* [The problem]: Restate each line of the listing exactly, without carrying over any pictures.

>> Begin

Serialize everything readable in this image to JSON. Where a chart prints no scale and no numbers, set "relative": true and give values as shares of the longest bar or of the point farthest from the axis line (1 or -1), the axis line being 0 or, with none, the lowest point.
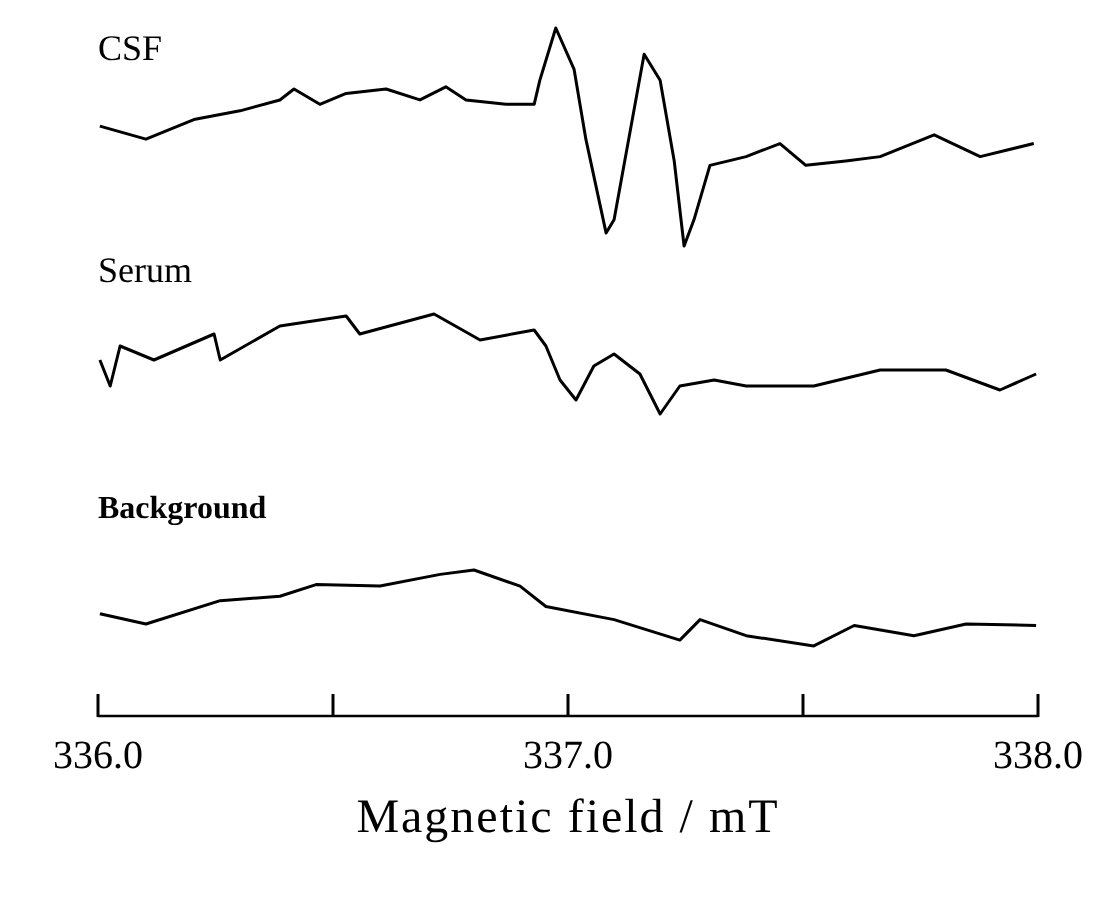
{
  "chart_data": [
    {
      "type": "line",
      "relative": true,
      "tick_labels": false,
      "xlim": [
        336,
        338
      ],
      "x": [
        336.004,
        336.102,
        336.204,
        336.302,
        336.387,
        336.417,
        336.472,
        336.528,
        336.613,
        336.685,
        336.74,
        336.783,
        336.868,
        336.928,
        336.94,
        336.974,
        337.013,
        337.038,
        337.081,
        337.098,
        337.162,
        337.196,
        337.226,
        337.247,
        337.268,
        337.302,
        337.379,
        337.451,
        337.506,
        337.591,
        337.664,
        337.779,
        337.877,
        337.991
      ],
      "series": [
        {
          "name": "CSF",
          "color": "#000000",
          "values": [
            0.55,
            0.49,
            0.58,
            0.62,
            0.67,
            0.72,
            0.65,
            0.7,
            0.72,
            0.67,
            0.73,
            0.67,
            0.65,
            0.65,
            0.76,
            1,
            0.81,
            0.49,
            0.06,
            0.12,
            0.88,
            0.76,
            0.39,
            0,
            0.12,
            0.37,
            0.41,
            0.47,
            0.37,
            0.39,
            0.41,
            0.51,
            0.41,
            0.47
          ]
        }
      ]
    },
    {
      "type": "line",
      "relative": true,
      "tick_labels": false,
      "xlim": [
        336,
        338
      ],
      "x": [
        336.004,
        336.026,
        336.047,
        336.119,
        336.247,
        336.26,
        336.387,
        336.528,
        336.557,
        336.715,
        336.813,
        336.928,
        336.953,
        336.983,
        337.017,
        337.055,
        337.098,
        337.153,
        337.196,
        337.238,
        337.311,
        337.379,
        337.523,
        337.664,
        337.804,
        337.919,
        337.996
      ],
      "series": [
        {
          "name": "Serum",
          "color": "#000000",
          "values": [
            0.54,
            0.28,
            0.68,
            0.54,
            0.8,
            0.54,
            0.88,
            0.98,
            0.8,
            1,
            0.74,
            0.84,
            0.68,
            0.34,
            0.14,
            0.48,
            0.6,
            0.4,
            0,
            0.28,
            0.34,
            0.28,
            0.28,
            0.44,
            0.44,
            0.24,
            0.4
          ]
        }
      ]
    },
    {
      "type": "line",
      "relative": true,
      "tick_labels": "x",
      "xlim": [
        336,
        338
      ],
      "xticks": [
        {
          "value": 336,
          "label": "336.0"
        },
        {
          "value": 336.5,
          "label": null
        },
        {
          "value": 337,
          "label": "337.0"
        },
        {
          "value": 337.5,
          "label": null
        },
        {
          "value": 338,
          "label": "338.0"
        }
      ],
      "xlabel": "Magnetic field / mT",
      "x": [
        336.004,
        336.102,
        336.26,
        336.387,
        336.464,
        336.6,
        336.728,
        336.8,
        336.898,
        336.953,
        337.098,
        337.238,
        337.281,
        337.379,
        337.523,
        337.609,
        337.736,
        337.847,
        337.996
      ],
      "series": [
        {
          "name": "Background",
          "color": "#000000",
          "values": [
            0.7,
            0.63,
            0.79,
            0.82,
            0.9,
            0.89,
            0.97,
            1,
            0.89,
            0.75,
            0.66,
            0.52,
            0.66,
            0.55,
            0.48,
            0.62,
            0.55,
            0.63,
            0.62
          ]
        }
      ]
    }
  ]
}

>> End

* [Finished exercise]:
Serialize everything readable in this image to JSON. Where a chart prints no scale and no numbers, set "relative": true and give values as shares of the longest bar or of the point farthest from the axis line (1 or -1), the axis line being 0 or, with none, the lowest point.
{
  "chart_data": [
    {
      "type": "line",
      "relative": true,
      "tick_labels": false,
      "xlim": [
        336,
        338
      ],
      "x": [
        336.004,
        336.102,
        336.204,
        336.302,
        336.387,
        336.417,
        336.472,
        336.528,
        336.613,
        336.685,
        336.74,
        336.783,
        336.868,
        336.928,
        336.94,
        336.974,
        337.013,
        337.038,
        337.081,
        337.098,
        337.162,
        337.196,
        337.226,
        337.247,
        337.268,
        337.302,
        337.379,
        337.451,
        337.506,
        337.591,
        337.664,
        337.779,
        337.877,
        337.991
      ],
      "series": [
        {
          "name": "CSF",
          "color": "#000000",
          "values": [
            0.55,
            0.49,
            0.58,
            0.62,
            0.67,
            0.72,
            0.65,
            0.7,
            0.72,
            0.67,
            0.73,
            0.67,
            0.65,
            0.65,
            0.76,
            1,
            0.81,
            0.49,
            0.06,
            0.12,
            0.88,
            0.76,
            0.39,
            0,
            0.12,
            0.37,
            0.41,
            0.47,
            0.37,
            0.39,
            0.41,
            0.51,
            0.41,
            0.47
          ]
        }
      ]
    },
    {
      "type": "line",
      "relative": true,
      "tick_labels": false,
      "xlim": [
        336,
        338
      ],
      "x": [
        336.004,
        336.026,
        336.047,
        336.119,
        336.247,
        336.26,
        336.387,
        336.528,
        336.557,
        336.715,
        336.813,
        336.928,
        336.953,
        336.983,
        337.017,
        337.055,
        337.098,
        337.153,
        337.196,
        337.238,
        337.311,
        337.379,
        337.523,
        337.664,
        337.804,
        337.919,
        337.996
      ],
      "series": [
        {
          "name": "Serum",
          "color": "#000000",
          "values": [
            0.54,
            0.28,
            0.68,
            0.54,
            0.8,
            0.54,
            0.88,
            0.98,
            0.8,
            1,
            0.74,
            0.84,
            0.68,
            0.34,
            0.14,
            0.48,
            0.6,
            0.4,
            0,
            0.28,
            0.34,
            0.28,
            0.28,
            0.44,
            0.44,
            0.24,
            0.4
          ]
        }
      ]
    },
    {
      "type": "line",
      "relative": true,
      "tick_labels": "x",
      "xlim": [
        336,
        338
      ],
      "xticks": [
        {
          "value": 336,
          "label": "336.0"
        },
        {
          "value": 336.5,
          "label": null
        },
        {
          "value": 337,
          "label": "337.0"
        },
        {
          "value": 337.5,
          "label": null
        },
        {
          "value": 338,
          "label": "338.0"
        }
      ],
      "xlabel": "Magnetic field / mT",
      "x": [
        336.004,
        336.102,
        336.26,
        336.387,
        336.464,
        336.6,
        336.728,
        336.8,
        336.898,
        336.953,
        337.098,
        337.238,
        337.281,
        337.379,
        337.523,
        337.609,
        337.736,
        337.847,
        337.996
      ],
      "series": [
        {
          "name": "Background",
          "color": "#000000",
          "values": [
            0.7,
            0.63,
            0.79,
            0.82,
            0.9,
            0.89,
            0.97,
            1,
            0.89,
            0.75,
            0.66,
            0.52,
            0.66,
            0.55,
            0.48,
            0.62,
            0.55,
            0.63,
            0.62
          ]
        }
      ]
    }
  ]
}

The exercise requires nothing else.